** BEGIN Supplied material **

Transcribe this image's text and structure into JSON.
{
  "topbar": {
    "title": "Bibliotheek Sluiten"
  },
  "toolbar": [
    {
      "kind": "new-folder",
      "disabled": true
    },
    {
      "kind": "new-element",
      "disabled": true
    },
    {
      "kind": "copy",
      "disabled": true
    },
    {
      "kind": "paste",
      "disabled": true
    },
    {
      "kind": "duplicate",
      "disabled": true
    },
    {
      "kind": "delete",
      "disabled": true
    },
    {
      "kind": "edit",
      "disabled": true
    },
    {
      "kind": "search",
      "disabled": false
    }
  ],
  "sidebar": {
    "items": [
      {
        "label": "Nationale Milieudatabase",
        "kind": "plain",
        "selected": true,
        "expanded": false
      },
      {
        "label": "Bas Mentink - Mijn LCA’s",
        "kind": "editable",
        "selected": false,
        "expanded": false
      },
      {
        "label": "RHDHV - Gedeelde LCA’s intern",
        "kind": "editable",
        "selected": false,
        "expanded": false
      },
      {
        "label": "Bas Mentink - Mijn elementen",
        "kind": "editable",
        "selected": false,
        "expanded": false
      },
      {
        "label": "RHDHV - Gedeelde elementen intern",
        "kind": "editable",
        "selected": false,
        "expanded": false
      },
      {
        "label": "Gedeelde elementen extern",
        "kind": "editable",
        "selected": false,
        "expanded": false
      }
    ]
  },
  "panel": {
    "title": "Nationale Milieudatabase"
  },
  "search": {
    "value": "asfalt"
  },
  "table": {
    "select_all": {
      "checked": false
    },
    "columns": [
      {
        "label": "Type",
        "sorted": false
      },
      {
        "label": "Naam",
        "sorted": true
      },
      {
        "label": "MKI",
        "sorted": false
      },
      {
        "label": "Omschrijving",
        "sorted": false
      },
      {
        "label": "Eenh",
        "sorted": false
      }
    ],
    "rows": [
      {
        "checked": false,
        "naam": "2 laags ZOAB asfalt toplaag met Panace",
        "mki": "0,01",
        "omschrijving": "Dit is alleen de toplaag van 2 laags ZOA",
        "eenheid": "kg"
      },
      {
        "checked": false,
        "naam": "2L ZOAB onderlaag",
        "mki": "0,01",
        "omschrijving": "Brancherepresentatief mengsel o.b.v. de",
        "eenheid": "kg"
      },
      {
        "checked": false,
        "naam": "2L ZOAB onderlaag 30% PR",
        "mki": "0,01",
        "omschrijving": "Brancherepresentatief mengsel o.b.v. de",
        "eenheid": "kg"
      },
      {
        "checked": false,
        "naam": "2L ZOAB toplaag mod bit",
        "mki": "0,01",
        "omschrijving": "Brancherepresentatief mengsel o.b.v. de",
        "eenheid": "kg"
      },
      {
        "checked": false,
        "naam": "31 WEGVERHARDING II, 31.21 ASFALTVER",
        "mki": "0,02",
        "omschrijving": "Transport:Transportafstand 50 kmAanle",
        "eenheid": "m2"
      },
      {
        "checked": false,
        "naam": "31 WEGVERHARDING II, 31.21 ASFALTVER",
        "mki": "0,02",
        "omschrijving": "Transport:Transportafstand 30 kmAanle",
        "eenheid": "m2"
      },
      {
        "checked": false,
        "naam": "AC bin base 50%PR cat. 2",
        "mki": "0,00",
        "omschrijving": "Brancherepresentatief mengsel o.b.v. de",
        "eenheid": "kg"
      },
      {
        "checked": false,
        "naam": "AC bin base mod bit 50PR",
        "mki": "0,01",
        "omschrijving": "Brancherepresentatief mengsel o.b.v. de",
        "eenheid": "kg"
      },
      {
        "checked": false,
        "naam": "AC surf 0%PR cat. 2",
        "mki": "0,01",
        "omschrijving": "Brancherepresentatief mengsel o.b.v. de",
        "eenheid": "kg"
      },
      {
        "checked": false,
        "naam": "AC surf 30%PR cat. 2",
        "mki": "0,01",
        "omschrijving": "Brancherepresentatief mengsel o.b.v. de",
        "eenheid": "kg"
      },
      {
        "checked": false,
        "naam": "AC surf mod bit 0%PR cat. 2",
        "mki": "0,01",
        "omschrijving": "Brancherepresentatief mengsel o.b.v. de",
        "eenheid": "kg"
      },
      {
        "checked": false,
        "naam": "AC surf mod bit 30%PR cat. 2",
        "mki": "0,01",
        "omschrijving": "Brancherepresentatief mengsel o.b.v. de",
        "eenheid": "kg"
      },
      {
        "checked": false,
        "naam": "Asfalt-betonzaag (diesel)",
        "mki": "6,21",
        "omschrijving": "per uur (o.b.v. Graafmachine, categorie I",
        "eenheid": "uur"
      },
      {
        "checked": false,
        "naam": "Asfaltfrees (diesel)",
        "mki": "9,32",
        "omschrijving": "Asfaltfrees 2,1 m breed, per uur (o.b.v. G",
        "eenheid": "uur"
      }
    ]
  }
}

** END Supplied material **

What you have to do: State how many lines above include the word "kmAanle", and nothing more.

Written solution: 2